Task objective: Only lines with the word "points" are needed; collect each of them from the listing below.

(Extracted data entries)

↓

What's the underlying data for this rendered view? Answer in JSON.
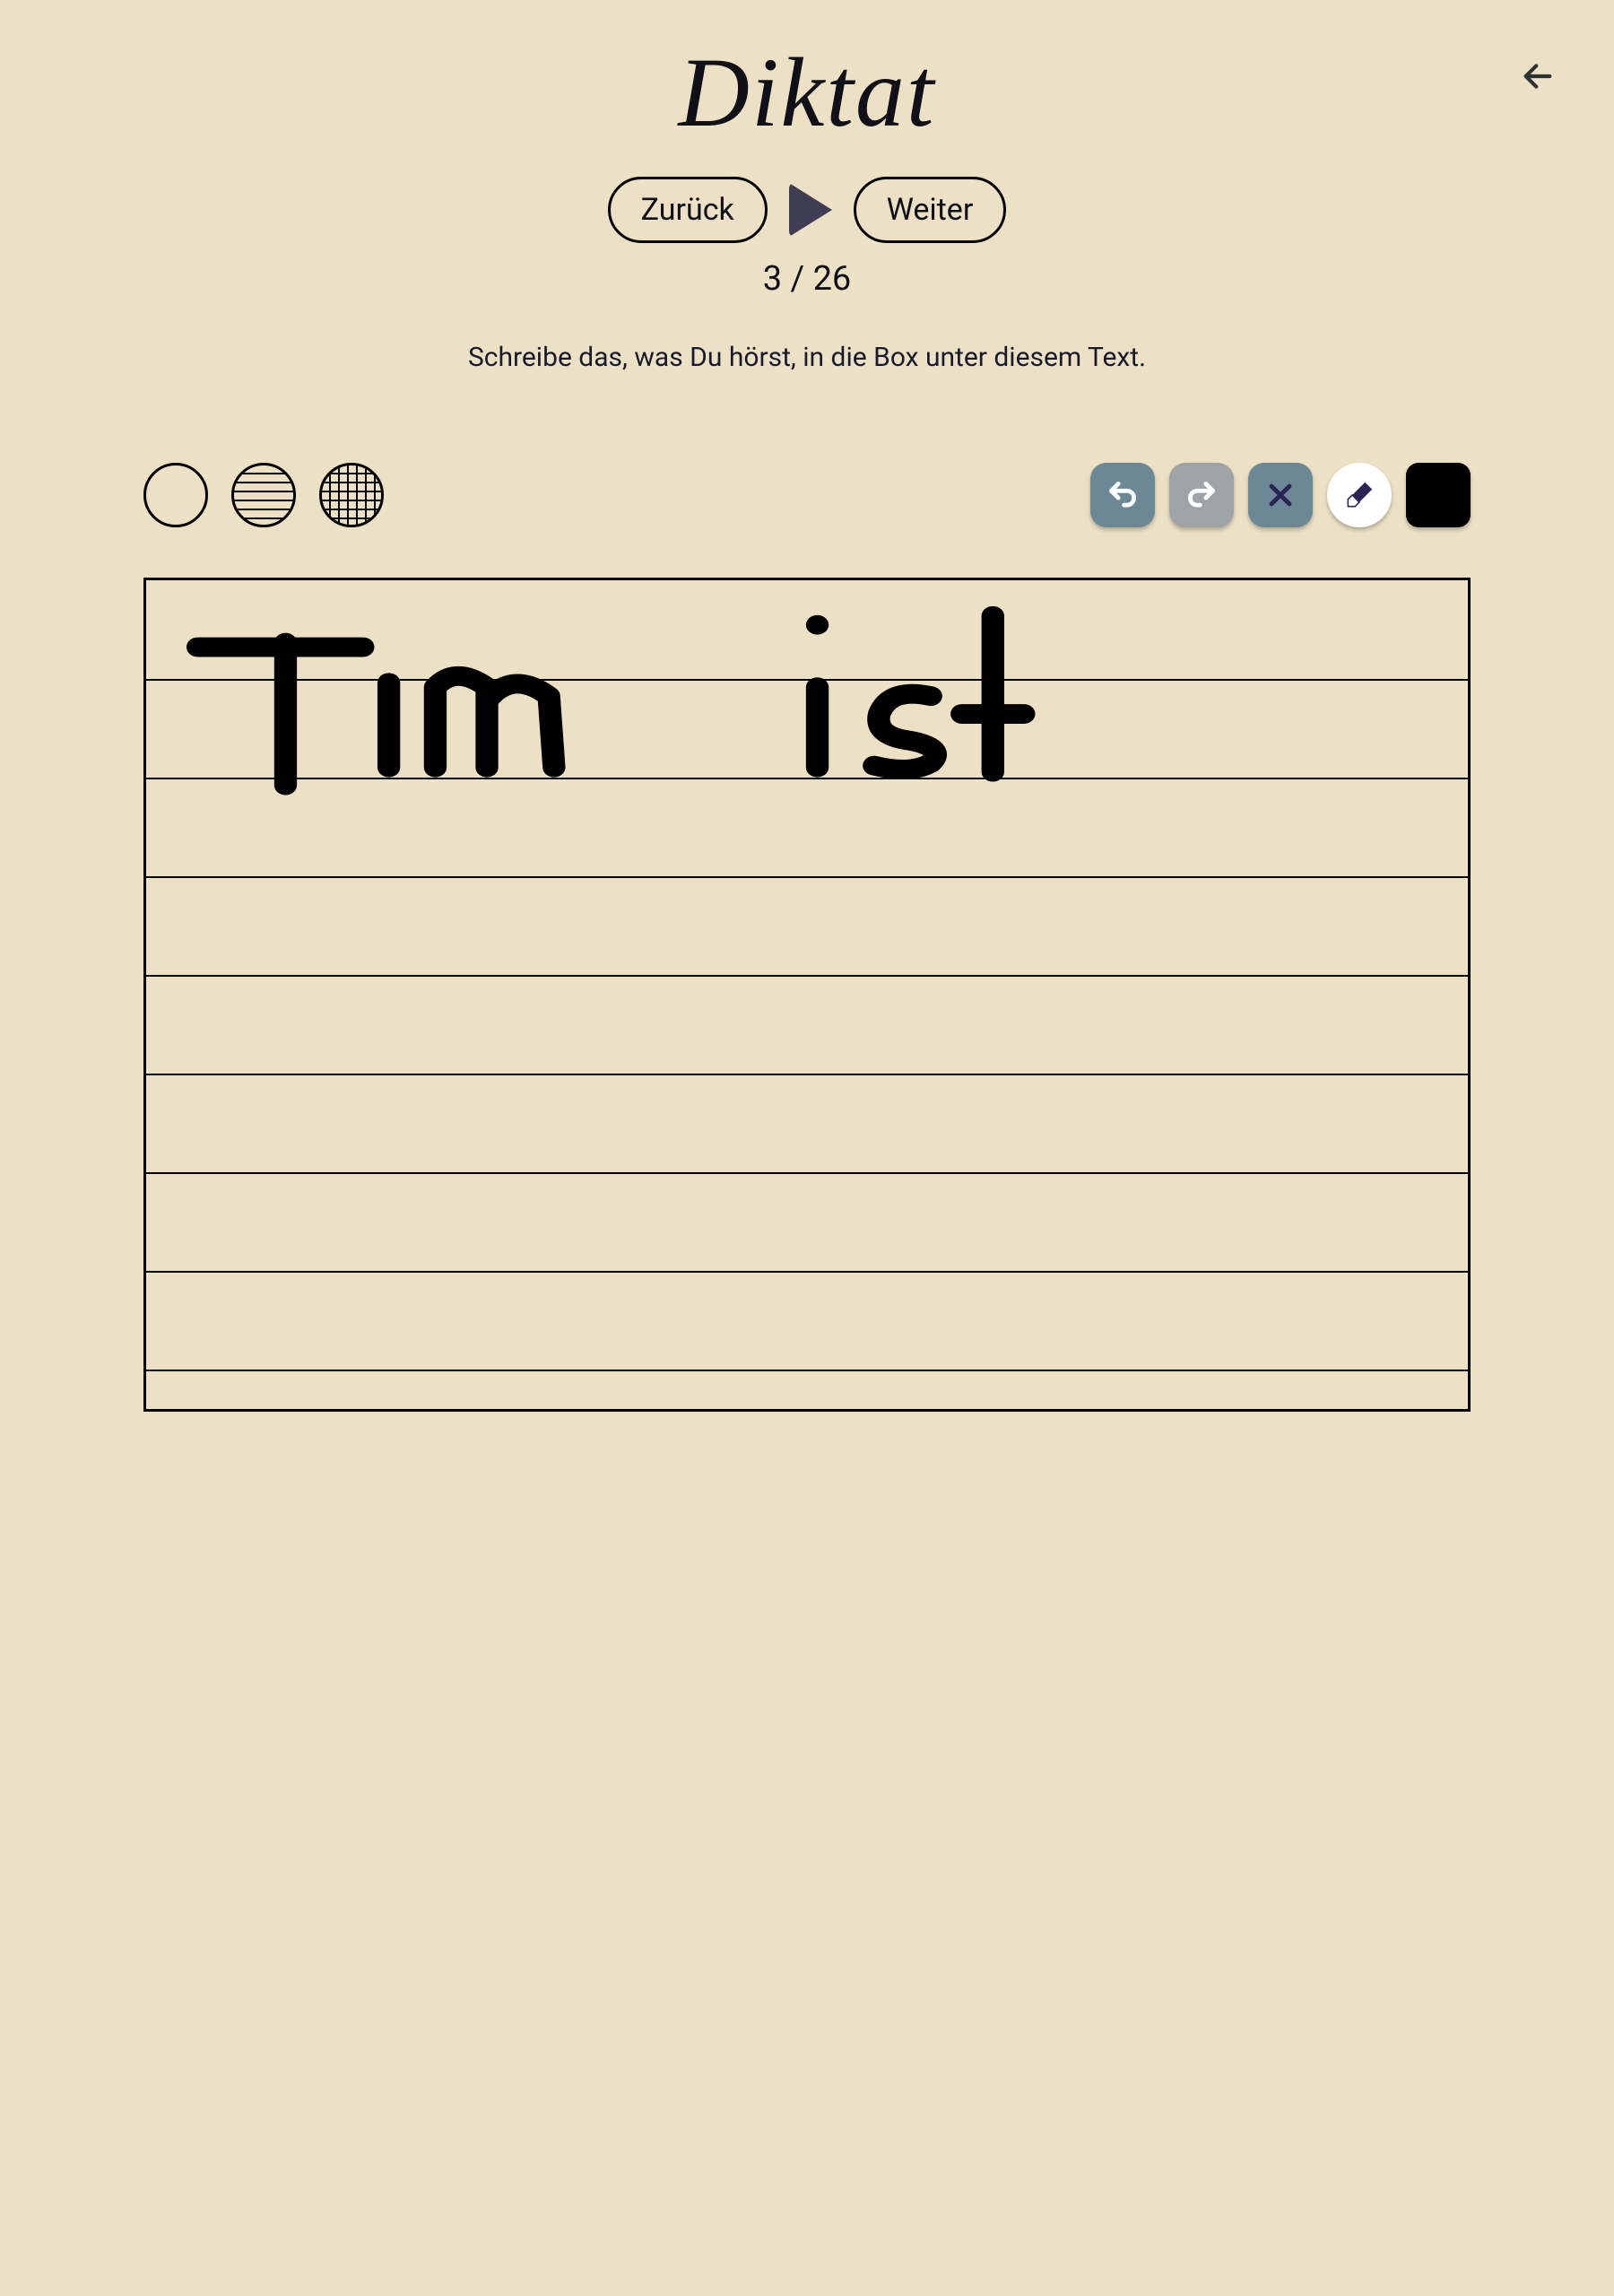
{
  "title": "Diktat",
  "nav": {
    "back_label": "Zurück",
    "next_label": "Weiter"
  },
  "progress": {
    "current": 3,
    "total": 26,
    "text": "3 / 26"
  },
  "instruction": "Schreibe das, was Du hörst, in die Box unter diesem Text.",
  "tools": {
    "undo": "undo",
    "redo": "redo",
    "clear": "clear",
    "eraser": "eraser",
    "color": "#000000"
  },
  "line_styles": {
    "blank": "blank",
    "ruled": "ruled",
    "grid": "grid",
    "selected": "ruled"
  },
  "handwriting": {
    "words": [
      "Tim",
      "ist"
    ]
  }
}
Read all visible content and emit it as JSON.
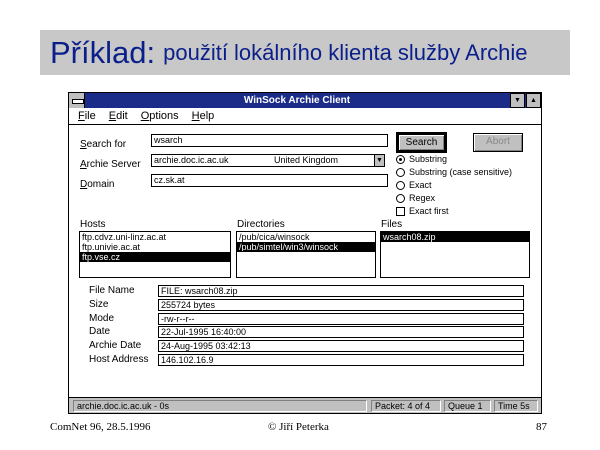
{
  "slide": {
    "title_main": "Příklad:",
    "title_sub": "použití lokálního klienta služby Archie"
  },
  "window": {
    "title": "WinSock Archie Client",
    "min_symbol": "▼",
    "max_symbol": "▲"
  },
  "menu": [
    "File",
    "Edit",
    "Options",
    "Help"
  ],
  "search": {
    "search_for_label": "Search for",
    "search_for_value": "wsarch",
    "archie_server_label": "Archie Server",
    "archie_server_value": "archie.doc.ic.ac.uk",
    "archie_server_country": "United Kingdom",
    "domain_label": "Domain",
    "domain_value": "cz.sk.at"
  },
  "buttons": {
    "search": "Search",
    "abort": "Abort"
  },
  "options": {
    "substring": "Substring",
    "substring_case": "Substring (case sensitive)",
    "exact": "Exact",
    "regex": "Regex",
    "exact_first": "Exact first"
  },
  "lists": {
    "hosts_label": "Hosts",
    "hosts": [
      "ftp.cdvz.uni-linz.ac.at",
      "ftp.univie.ac.at",
      "ftp.vse.cz"
    ],
    "directories_label": "Directories",
    "directories": [
      "/pub/cica/winsock",
      "/pub/simtel/win3/winsock"
    ],
    "files_label": "Files",
    "files": [
      "wsarch08.zip"
    ]
  },
  "details": {
    "file_name_label": "File Name",
    "file_name_value": "FILE: wsarch08.zip",
    "size_label": "Size",
    "size_value": "255724 bytes",
    "mode_label": "Mode",
    "mode_value": "-rw-r--r--",
    "date_label": "Date",
    "date_value": "22-Jul-1995 16:40:00",
    "archie_date_label": "Archie Date",
    "archie_date_value": "24-Aug-1995 03:42:13",
    "host_address_label": "Host Address",
    "host_address_value": "146.102.16.9"
  },
  "status": {
    "server": "archie.doc.ic.ac.uk - 0s",
    "packets": "Packet: 4 of 4",
    "queue": "Queue 1",
    "time": "Time 5s"
  },
  "footer": {
    "left": "ComNet 96, 28.5.1996",
    "center": "© Jiří Peterka",
    "right": "87"
  }
}
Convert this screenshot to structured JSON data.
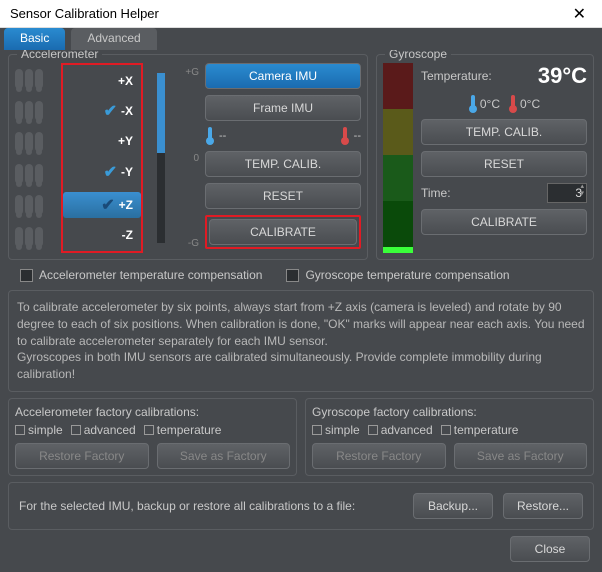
{
  "window": {
    "title": "Sensor Calibration Helper"
  },
  "tabs": {
    "basic": "Basic",
    "advanced": "Advanced"
  },
  "accel": {
    "title": "Accelerometer",
    "axes": [
      "+X",
      "-X",
      "+Y",
      "-Y",
      "+Z",
      "-Z"
    ],
    "checked": [
      false,
      true,
      false,
      true,
      true,
      false
    ],
    "selected": 4,
    "meter": {
      "top": "+G",
      "mid": "0",
      "bot": "-G"
    },
    "buttons": {
      "camera": "Camera IMU",
      "frame": "Frame IMU",
      "temp_dash1": "--",
      "temp_dash2": "--",
      "temp_calib": "TEMP. CALIB.",
      "reset": "RESET",
      "calibrate": "CALIBRATE"
    }
  },
  "gyro": {
    "title": "Gyroscope",
    "temp_label": "Temperature:",
    "temp_value": "39°C",
    "t1": "0°C",
    "t2": "0°C",
    "temp_calib": "TEMP. CALIB.",
    "reset": "RESET",
    "time_label": "Time:",
    "time_value": "3",
    "calibrate": "CALIBRATE"
  },
  "checks": {
    "accel_temp": "Accelerometer temperature compensation",
    "gyro_temp": "Gyroscope temperature compensation"
  },
  "instructions": "To calibrate accelerometer by six points, always start from +Z axis (camera is leveled) and rotate by 90 degree to each of six positions. When calibration is done, \"OK\" marks will appear near each axis. You need to calibrate accelerometer separately for each IMU sensor.\nGyroscopes in both IMU sensors are calibrated simultaneously. Provide complete immobility during calibration!",
  "factory": {
    "accel_title": "Accelerometer factory calibrations:",
    "gyro_title": "Gyroscope factory calibrations:",
    "simple": "simple",
    "advanced": "advanced",
    "temperature": "temperature",
    "restore": "Restore Factory",
    "save": "Save as Factory"
  },
  "backup": {
    "text": "For the selected IMU, backup or restore all calibrations to a file:",
    "backup_btn": "Backup...",
    "restore_btn": "Restore..."
  },
  "footer": {
    "close": "Close"
  }
}
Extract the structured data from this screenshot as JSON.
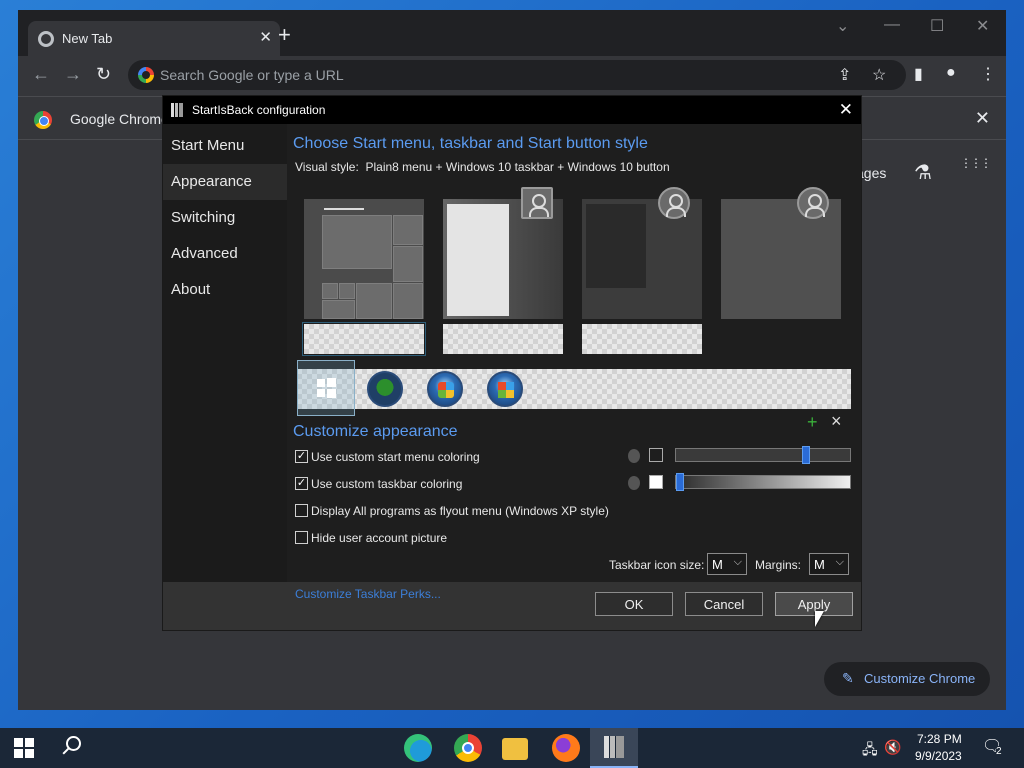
{
  "browser": {
    "tab_title": "New Tab",
    "omnibox_placeholder": "Search Google or type a URL",
    "infobar_text": "Google Chrome",
    "ntp_link_partial": "ages",
    "customize_label": "Customize Chrome"
  },
  "dialog": {
    "title": "StartIsBack configuration",
    "sidebar": [
      "Start Menu",
      "Appearance",
      "Switching",
      "Advanced",
      "About"
    ],
    "selected": "Appearance",
    "heading_style": "Choose Start menu, taskbar and Start button style",
    "visual_style_label": "Visual style:",
    "visual_style_value": "Plain8 menu + Windows 10 taskbar + Windows 10 button",
    "heading_customize": "Customize appearance",
    "options": [
      {
        "label": "Use custom start menu coloring",
        "checked": true
      },
      {
        "label": "Use custom taskbar coloring",
        "checked": true
      },
      {
        "label": "Display All programs as flyout menu (Windows XP style)",
        "checked": false
      },
      {
        "label": "Hide user account picture",
        "checked": false
      }
    ],
    "check_glyph": "✓",
    "start_menu_slider": 0.76,
    "taskbar_slider": 0.0,
    "add_icon": "+",
    "remove_icon": "×",
    "link": "Customize Taskbar Perks...",
    "taskbar_icon_size_label": "Taskbar icon size:",
    "taskbar_icon_size_value": "M",
    "margins_label": "Margins:",
    "margins_value": "M",
    "chevron_glyph": "⌵",
    "buttons": {
      "ok": "OK",
      "cancel": "Cancel",
      "apply": "Apply"
    }
  },
  "taskbar": {
    "time": "7:28 PM",
    "date": "9/9/2023",
    "notifications": "2"
  },
  "glyphs": {
    "close": "✕",
    "plus": "+",
    "back": "←",
    "forward": "→",
    "reload": "↻",
    "share": "⇪",
    "star": "☆",
    "side_panel": "▮",
    "profile": "●",
    "menu": "⋮",
    "minimize": "—",
    "maximize": "☐",
    "chevron_down": "⌄",
    "flask": "⚗",
    "apps": "⋮⋮⋮",
    "pencil": "✎",
    "network": "🖧",
    "volume_muted": "🔇",
    "notification": "🗨"
  }
}
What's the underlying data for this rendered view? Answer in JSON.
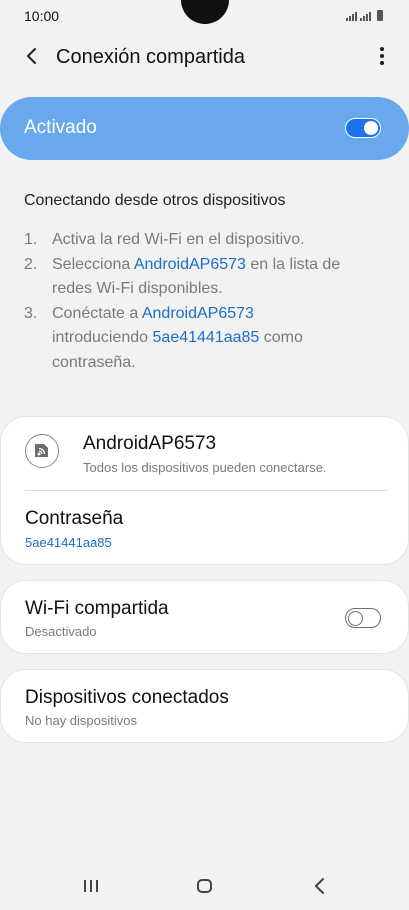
{
  "status": {
    "time": "10:00"
  },
  "header": {
    "title": "Conexión compartida"
  },
  "master_toggle": {
    "label": "Activado",
    "state": "on"
  },
  "instructions": {
    "heading": "Conectando desde otros dispositivos",
    "steps": [
      {
        "num": "1.",
        "pre": "Activa la red Wi-Fi en el dispositivo.",
        "link": "",
        "post": "",
        "link2": "",
        "post2": ""
      },
      {
        "num": "2.",
        "pre": "Selecciona ",
        "link": "AndroidAP6573",
        "post": " en la lista de redes Wi-Fi disponibles.",
        "link2": "",
        "post2": ""
      },
      {
        "num": "3.",
        "pre": "Conéctate a ",
        "link": "AndroidAP6573",
        "post": " introduciendo ",
        "link2": "5ae41441aa85",
        "post2": " como contraseña."
      }
    ]
  },
  "hotspot": {
    "name": "AndroidAP6573",
    "subtitle": "Todos los dispositivos pueden conectarse.",
    "password_label": "Contraseña",
    "password_value": "5ae41441aa85"
  },
  "wifi_sharing": {
    "title": "Wi-Fi compartida",
    "subtitle": "Desactivado",
    "state": "off"
  },
  "connected_devices": {
    "title": "Dispositivos conectados",
    "subtitle": "No hay dispositivos"
  },
  "colors": {
    "accent": "#1a73e8",
    "master_bg": "#6aa8ee",
    "link": "#1a6fc9",
    "background": "#f2f2f2"
  },
  "icons": {
    "back": "back-arrow-icon",
    "more": "more-vert-icon",
    "hotspot": "hotspot-icon",
    "nav_recent": "recent-apps-icon",
    "nav_home": "home-icon",
    "nav_back": "nav-back-icon"
  }
}
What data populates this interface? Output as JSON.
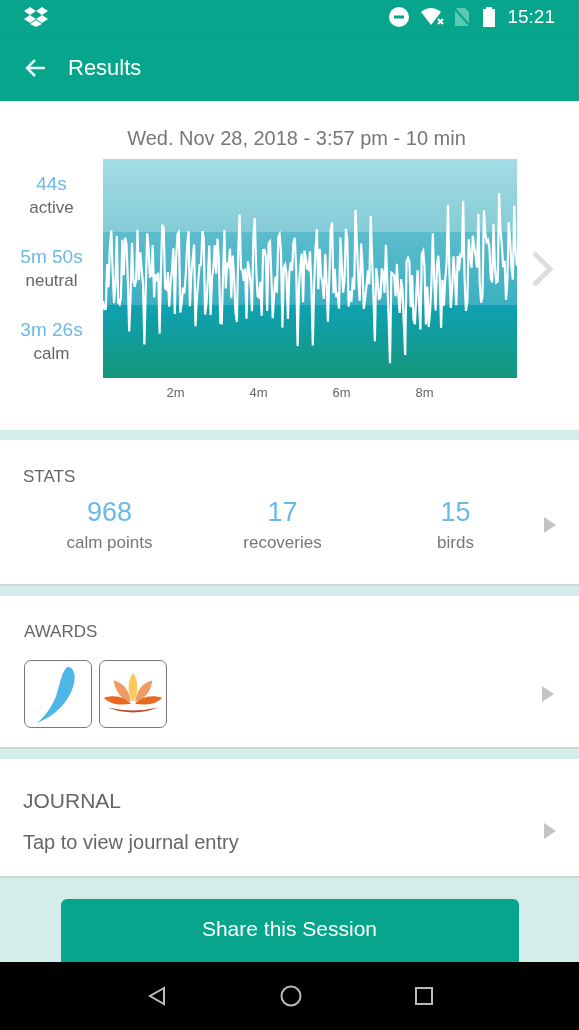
{
  "status_bar": {
    "time": "15:21"
  },
  "app_bar": {
    "title": "Results"
  },
  "session": {
    "date": "Wed. Nov 28, 2018 - 3:57 pm - 10 min",
    "zones": [
      {
        "kind": "active",
        "duration": "44s",
        "label": "active"
      },
      {
        "kind": "neutral",
        "duration": "5m 50s",
        "label": "neutral"
      },
      {
        "kind": "calm",
        "duration": "3m 26s",
        "label": "calm"
      }
    ],
    "x_ticks": [
      "2m",
      "4m",
      "6m",
      "8m"
    ]
  },
  "stats": {
    "title": "STATS",
    "items": [
      {
        "value": "968",
        "label": "calm points"
      },
      {
        "value": "17",
        "label": "recoveries"
      },
      {
        "value": "15",
        "label": "birds"
      }
    ]
  },
  "awards": {
    "title": "AWARDS",
    "items": [
      {
        "kind": "feather"
      },
      {
        "kind": "lotus"
      }
    ]
  },
  "journal": {
    "title": "JOURNAL",
    "text": "Tap to view journal entry"
  },
  "share_button": "Share this Session"
}
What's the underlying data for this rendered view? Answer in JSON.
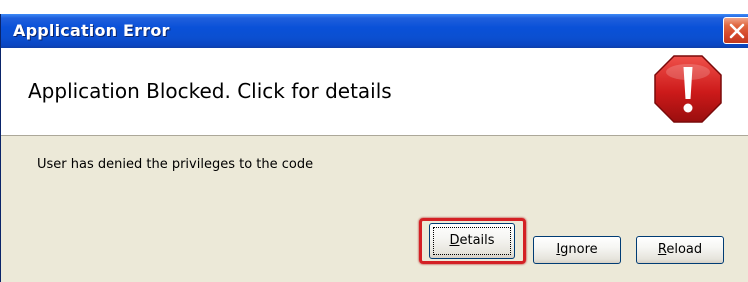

↑

Result of the task:
  "instructions": "To calibrate accelerometer by six points, always start from +Z axis (camera is leveled) and rotate by 90 degree to each of six positions. When calibration is done, \"OK\" marks will appear near each axis. You need to calibrate accelerometer separately for each IMU sensor.\nGyroscopes in both IMU sensors are calibrated simultaneously. Provide complete immobility during calibration!",
        "label": "calm points"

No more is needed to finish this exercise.